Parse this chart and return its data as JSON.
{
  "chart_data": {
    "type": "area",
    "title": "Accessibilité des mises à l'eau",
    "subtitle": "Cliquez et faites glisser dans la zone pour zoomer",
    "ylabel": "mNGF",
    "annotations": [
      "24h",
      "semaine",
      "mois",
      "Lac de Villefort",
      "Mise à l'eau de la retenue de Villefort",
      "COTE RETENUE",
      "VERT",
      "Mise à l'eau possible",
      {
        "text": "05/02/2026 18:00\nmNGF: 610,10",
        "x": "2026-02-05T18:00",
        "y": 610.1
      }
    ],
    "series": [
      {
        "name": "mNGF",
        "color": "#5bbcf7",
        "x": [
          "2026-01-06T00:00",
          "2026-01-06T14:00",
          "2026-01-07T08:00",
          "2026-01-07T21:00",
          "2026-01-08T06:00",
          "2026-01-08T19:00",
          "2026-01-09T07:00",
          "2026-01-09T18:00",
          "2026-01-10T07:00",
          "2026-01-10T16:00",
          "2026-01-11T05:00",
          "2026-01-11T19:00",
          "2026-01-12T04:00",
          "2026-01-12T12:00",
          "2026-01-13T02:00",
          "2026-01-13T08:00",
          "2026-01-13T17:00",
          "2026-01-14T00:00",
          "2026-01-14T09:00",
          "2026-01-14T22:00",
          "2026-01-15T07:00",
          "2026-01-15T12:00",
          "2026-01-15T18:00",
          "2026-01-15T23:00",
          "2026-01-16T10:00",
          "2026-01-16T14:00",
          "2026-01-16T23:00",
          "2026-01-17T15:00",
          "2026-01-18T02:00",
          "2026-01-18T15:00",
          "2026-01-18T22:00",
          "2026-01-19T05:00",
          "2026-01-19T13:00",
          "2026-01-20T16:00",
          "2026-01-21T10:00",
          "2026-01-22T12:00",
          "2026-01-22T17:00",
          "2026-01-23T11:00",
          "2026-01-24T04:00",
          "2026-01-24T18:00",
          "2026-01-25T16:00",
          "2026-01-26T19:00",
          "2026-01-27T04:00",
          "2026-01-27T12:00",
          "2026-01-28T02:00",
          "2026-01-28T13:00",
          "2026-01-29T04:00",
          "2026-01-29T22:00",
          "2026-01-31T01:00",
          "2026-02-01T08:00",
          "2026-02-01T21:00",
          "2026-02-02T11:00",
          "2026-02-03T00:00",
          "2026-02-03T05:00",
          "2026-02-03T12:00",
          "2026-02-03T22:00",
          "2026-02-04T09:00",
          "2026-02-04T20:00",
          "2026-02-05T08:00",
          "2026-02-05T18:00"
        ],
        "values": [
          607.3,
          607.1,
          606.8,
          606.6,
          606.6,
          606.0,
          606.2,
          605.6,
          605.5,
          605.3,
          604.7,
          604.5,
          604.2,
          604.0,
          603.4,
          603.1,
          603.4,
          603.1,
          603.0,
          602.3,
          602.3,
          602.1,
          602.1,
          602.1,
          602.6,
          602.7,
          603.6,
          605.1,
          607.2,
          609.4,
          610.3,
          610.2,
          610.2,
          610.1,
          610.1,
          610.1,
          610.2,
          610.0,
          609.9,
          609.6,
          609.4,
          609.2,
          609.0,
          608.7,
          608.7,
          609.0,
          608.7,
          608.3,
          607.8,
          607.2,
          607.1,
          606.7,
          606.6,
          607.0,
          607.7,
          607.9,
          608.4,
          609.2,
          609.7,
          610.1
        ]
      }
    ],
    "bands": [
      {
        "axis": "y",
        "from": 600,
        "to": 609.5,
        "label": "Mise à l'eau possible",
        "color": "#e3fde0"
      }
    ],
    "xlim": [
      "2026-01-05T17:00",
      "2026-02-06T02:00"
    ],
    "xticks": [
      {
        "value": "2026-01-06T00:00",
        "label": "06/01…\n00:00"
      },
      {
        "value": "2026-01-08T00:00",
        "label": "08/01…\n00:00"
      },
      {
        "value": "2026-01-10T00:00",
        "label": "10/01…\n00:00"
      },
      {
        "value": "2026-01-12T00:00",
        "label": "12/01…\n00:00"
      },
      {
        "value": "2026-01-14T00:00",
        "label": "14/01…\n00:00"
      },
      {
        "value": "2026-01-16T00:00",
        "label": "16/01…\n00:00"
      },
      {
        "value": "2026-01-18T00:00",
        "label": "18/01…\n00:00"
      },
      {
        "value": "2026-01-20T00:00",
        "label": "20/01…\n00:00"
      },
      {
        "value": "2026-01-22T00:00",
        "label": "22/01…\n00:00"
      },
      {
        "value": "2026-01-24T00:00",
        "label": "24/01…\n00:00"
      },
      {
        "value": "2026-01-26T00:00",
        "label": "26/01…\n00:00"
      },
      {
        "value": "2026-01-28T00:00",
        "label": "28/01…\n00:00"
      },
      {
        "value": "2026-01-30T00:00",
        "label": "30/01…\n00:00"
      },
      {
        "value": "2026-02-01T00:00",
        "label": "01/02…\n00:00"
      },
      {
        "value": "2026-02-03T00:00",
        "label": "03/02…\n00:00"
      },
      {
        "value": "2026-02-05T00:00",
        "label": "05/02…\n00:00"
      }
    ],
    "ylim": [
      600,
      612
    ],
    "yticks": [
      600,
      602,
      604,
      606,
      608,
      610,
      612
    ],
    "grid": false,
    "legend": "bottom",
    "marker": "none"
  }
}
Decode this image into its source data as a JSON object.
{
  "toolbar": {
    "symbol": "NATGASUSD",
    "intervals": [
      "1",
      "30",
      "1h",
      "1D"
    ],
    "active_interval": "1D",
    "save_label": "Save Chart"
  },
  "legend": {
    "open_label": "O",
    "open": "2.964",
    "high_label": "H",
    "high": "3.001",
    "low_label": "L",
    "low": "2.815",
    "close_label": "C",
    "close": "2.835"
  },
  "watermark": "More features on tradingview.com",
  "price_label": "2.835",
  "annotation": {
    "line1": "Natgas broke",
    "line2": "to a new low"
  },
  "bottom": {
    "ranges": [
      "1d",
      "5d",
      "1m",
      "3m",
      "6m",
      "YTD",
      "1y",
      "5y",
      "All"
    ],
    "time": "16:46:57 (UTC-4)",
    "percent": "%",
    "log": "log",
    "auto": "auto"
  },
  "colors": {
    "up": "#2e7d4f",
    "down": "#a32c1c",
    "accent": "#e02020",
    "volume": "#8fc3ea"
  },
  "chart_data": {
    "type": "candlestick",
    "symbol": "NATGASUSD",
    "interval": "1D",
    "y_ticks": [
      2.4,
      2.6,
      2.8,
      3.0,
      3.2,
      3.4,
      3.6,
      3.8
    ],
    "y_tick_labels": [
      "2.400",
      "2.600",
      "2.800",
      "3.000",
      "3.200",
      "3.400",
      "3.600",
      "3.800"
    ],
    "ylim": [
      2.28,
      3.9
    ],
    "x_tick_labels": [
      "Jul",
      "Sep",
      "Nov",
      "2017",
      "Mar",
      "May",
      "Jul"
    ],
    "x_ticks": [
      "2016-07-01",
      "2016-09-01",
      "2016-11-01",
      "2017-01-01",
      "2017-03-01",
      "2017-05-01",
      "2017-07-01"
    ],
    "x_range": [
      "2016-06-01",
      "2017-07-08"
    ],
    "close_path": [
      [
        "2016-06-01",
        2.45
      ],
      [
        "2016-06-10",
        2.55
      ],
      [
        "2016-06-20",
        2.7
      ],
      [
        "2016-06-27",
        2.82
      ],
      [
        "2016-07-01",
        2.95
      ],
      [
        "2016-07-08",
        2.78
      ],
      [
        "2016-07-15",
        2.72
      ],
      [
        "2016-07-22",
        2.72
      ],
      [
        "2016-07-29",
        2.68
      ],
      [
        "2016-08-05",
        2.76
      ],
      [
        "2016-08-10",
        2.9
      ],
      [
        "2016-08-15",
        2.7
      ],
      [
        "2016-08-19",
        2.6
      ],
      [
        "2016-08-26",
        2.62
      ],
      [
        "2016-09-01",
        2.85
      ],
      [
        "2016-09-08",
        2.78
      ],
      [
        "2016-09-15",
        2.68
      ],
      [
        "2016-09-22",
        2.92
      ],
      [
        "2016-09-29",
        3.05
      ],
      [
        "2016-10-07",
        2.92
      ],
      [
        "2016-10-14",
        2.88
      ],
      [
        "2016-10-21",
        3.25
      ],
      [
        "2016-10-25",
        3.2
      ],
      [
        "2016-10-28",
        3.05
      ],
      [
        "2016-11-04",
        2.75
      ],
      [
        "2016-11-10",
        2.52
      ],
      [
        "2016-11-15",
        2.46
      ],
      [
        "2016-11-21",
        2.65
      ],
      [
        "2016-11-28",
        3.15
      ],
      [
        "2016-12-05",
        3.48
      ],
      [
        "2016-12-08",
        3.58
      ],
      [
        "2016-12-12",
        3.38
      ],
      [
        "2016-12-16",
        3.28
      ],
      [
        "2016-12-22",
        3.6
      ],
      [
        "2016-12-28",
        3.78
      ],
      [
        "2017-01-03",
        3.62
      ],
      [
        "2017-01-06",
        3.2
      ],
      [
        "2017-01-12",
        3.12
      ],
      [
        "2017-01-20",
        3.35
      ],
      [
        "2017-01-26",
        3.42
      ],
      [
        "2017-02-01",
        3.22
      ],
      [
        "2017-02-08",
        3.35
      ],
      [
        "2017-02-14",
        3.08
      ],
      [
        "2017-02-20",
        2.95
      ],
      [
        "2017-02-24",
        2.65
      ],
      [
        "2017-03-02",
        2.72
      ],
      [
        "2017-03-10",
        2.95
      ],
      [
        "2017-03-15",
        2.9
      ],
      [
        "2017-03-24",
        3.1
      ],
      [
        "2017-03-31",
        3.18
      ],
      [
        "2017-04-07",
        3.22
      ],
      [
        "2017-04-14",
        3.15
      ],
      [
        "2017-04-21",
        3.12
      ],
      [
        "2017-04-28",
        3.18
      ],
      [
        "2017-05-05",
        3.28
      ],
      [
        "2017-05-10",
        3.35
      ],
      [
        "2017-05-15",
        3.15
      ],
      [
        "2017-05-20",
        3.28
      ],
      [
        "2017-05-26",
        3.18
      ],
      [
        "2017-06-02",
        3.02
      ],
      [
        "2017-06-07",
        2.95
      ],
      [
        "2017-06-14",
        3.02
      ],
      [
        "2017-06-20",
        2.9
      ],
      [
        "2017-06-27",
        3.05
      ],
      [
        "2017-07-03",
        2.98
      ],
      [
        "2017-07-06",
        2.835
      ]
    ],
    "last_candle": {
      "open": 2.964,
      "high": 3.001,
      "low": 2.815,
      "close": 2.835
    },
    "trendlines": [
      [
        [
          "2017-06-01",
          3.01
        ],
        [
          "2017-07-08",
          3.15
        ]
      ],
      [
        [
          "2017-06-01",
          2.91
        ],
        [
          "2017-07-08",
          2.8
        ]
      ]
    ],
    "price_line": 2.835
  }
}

= = =

# THE TASK
Pick out, from the lines above, every one that contains the string "JSON".

# SOLUTION TO THIS PROBLEM
Parse this chart and return its data as JSON.
Decode this image into its source data as a JSON object.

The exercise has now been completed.